### Prompt
In the entries below, identify every line with the string "испытания" and copy it.

....

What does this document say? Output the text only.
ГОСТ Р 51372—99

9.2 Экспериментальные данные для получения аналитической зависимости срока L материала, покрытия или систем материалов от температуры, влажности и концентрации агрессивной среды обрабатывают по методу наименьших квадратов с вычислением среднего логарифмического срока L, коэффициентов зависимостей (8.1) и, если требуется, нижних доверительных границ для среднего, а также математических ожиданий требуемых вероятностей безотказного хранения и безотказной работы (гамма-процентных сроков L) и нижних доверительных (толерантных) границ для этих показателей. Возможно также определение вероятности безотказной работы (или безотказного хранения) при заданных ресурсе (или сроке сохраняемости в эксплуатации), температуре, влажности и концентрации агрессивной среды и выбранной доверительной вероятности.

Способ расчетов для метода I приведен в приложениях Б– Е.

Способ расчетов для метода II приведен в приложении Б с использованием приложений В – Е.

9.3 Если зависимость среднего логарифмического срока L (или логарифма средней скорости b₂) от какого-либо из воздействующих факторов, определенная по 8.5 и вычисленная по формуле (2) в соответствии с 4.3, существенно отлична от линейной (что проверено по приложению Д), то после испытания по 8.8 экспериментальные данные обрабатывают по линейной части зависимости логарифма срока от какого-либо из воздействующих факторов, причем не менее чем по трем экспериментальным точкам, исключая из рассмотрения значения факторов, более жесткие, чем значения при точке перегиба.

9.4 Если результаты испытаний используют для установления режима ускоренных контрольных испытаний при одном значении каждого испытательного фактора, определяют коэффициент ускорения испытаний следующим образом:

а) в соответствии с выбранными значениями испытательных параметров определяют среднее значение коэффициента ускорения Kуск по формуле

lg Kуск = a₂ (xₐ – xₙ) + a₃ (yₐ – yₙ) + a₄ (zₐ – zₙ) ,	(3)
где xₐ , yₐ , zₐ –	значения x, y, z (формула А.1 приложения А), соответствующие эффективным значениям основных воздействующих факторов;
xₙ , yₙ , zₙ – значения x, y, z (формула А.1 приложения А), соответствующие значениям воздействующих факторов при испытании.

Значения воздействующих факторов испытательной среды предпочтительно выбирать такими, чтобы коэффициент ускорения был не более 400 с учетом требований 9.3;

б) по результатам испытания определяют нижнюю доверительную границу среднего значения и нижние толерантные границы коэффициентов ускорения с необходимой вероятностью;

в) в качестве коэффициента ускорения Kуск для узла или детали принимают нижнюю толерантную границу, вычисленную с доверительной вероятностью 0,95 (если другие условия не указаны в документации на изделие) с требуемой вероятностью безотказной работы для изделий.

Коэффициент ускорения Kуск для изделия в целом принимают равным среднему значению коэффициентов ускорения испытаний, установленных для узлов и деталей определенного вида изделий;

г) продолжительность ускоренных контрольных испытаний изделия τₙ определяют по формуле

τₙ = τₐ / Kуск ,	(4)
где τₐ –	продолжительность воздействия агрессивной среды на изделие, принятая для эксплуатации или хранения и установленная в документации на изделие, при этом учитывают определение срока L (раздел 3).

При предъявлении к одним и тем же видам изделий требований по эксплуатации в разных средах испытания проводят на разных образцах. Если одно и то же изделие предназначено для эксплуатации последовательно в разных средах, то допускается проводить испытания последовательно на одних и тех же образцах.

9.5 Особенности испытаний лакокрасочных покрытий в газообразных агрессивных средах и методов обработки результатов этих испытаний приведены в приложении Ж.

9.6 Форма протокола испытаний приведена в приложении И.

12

....

### Answer below
9.3 Если зависимость среднего логарифмического срока L (или логарифма средней скорости b₂) от какого-либо из воздействующих факторов, определенная по 8.5 и вычисленная по формуле (2) в соответствии с 4.3, существенно отлична от линейной (что проверено по приложению Д), то после испытания по 8.8 экспериментальные данные обрабатывают по линейной части зависимости логарифма срока от какого-либо из воздействующих факторов, причем не менее чем по трем экспериментальным точкам, исключая из рассмотрения значения факторов, более жесткие, чем значения при точке перегиба.
б) по результатам испытания определяют нижнюю доверительную границу среднего значения и нижние толерантные границы коэффициентов ускорения с необходимой вероятностью;
При предъявлении к одним и тем же видам изделий требований по эксплуатации в разных средах испытания проводят на разных образцах. Если одно и то же изделие предназначено для эксплуатации последовательно в разных средах, то допускается проводить испытания последовательно на одних и тех же образцах.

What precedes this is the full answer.